◆ Task to complete
Transcribe the listing that follows in full, omitting pictures.

◆ Exercise material
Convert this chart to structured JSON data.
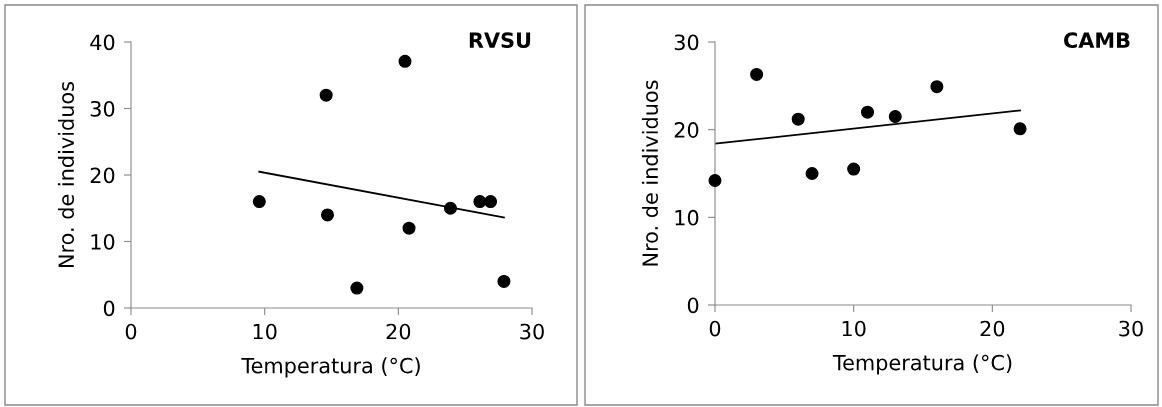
{
  "chart_data": [
    {
      "type": "scatter",
      "title": "RVSU",
      "xlabel": "Temperatura (°C)",
      "ylabel": "Nro. de individuos",
      "xlim": [
        0,
        30
      ],
      "xticks": [
        0,
        10,
        20,
        30
      ],
      "ylim": [
        0,
        40
      ],
      "yticks": [
        0,
        10,
        20,
        30,
        40
      ],
      "grid": false,
      "series": [
        {
          "color": "#000000",
          "marker": "circle",
          "x": [
            9.6,
            14.6,
            14.7,
            16.9,
            20.5,
            20.8,
            23.9,
            26.1,
            26.9,
            27.9
          ],
          "values": [
            16.0,
            32.0,
            14.0,
            3.0,
            37.1,
            12.0,
            15.0,
            16.0,
            16.0,
            4.0
          ]
        },
        {
          "type": "line",
          "color": "#000000",
          "line_style": "solid",
          "x": [
            9.6,
            27.9
          ],
          "values": [
            20.5,
            13.6
          ]
        }
      ]
    },
    {
      "type": "scatter",
      "title": "CAMB",
      "xlabel": "Temperatura (°C)",
      "ylabel": "Nro. de individuos",
      "xlim": [
        0,
        30
      ],
      "xticks": [
        0,
        10,
        20,
        30
      ],
      "ylim": [
        0,
        30
      ],
      "yticks": [
        0,
        10,
        20,
        30
      ],
      "grid": false,
      "series": [
        {
          "color": "#000000",
          "marker": "circle",
          "x": [
            0,
            3.0,
            6.0,
            7.0,
            10.0,
            11.0,
            13.0,
            16.0,
            22.0
          ],
          "values": [
            14.2,
            26.3,
            21.2,
            15.0,
            15.5,
            22.0,
            21.5,
            24.9,
            20.1
          ]
        },
        {
          "type": "line",
          "color": "#000000",
          "line_style": "solid",
          "x": [
            0,
            22.0
          ],
          "values": [
            18.4,
            22.2
          ]
        }
      ]
    }
  ]
}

◆ Result for this task
Convert this chart to structured JSON data.
{
  "chart_data": [
    {
      "type": "scatter",
      "title": "RVSU",
      "xlabel": "Temperatura (°C)",
      "ylabel": "Nro. de individuos",
      "xlim": [
        0,
        30
      ],
      "xticks": [
        0,
        10,
        20,
        30
      ],
      "ylim": [
        0,
        40
      ],
      "yticks": [
        0,
        10,
        20,
        30,
        40
      ],
      "grid": false,
      "series": [
        {
          "color": "#000000",
          "marker": "circle",
          "x": [
            9.6,
            14.6,
            14.7,
            16.9,
            20.5,
            20.8,
            23.9,
            26.1,
            26.9,
            27.9
          ],
          "values": [
            16.0,
            32.0,
            14.0,
            3.0,
            37.1,
            12.0,
            15.0,
            16.0,
            16.0,
            4.0
          ]
        },
        {
          "type": "line",
          "color": "#000000",
          "line_style": "solid",
          "x": [
            9.6,
            27.9
          ],
          "values": [
            20.5,
            13.6
          ]
        }
      ]
    },
    {
      "type": "scatter",
      "title": "CAMB",
      "xlabel": "Temperatura (°C)",
      "ylabel": "Nro. de individuos",
      "xlim": [
        0,
        30
      ],
      "xticks": [
        0,
        10,
        20,
        30
      ],
      "ylim": [
        0,
        30
      ],
      "yticks": [
        0,
        10,
        20,
        30
      ],
      "grid": false,
      "series": [
        {
          "color": "#000000",
          "marker": "circle",
          "x": [
            0,
            3.0,
            6.0,
            7.0,
            10.0,
            11.0,
            13.0,
            16.0,
            22.0
          ],
          "values": [
            14.2,
            26.3,
            21.2,
            15.0,
            15.5,
            22.0,
            21.5,
            24.9,
            20.1
          ]
        },
        {
          "type": "line",
          "color": "#000000",
          "line_style": "solid",
          "x": [
            0,
            22.0
          ],
          "values": [
            18.4,
            22.2
          ]
        }
      ]
    }
  ]
}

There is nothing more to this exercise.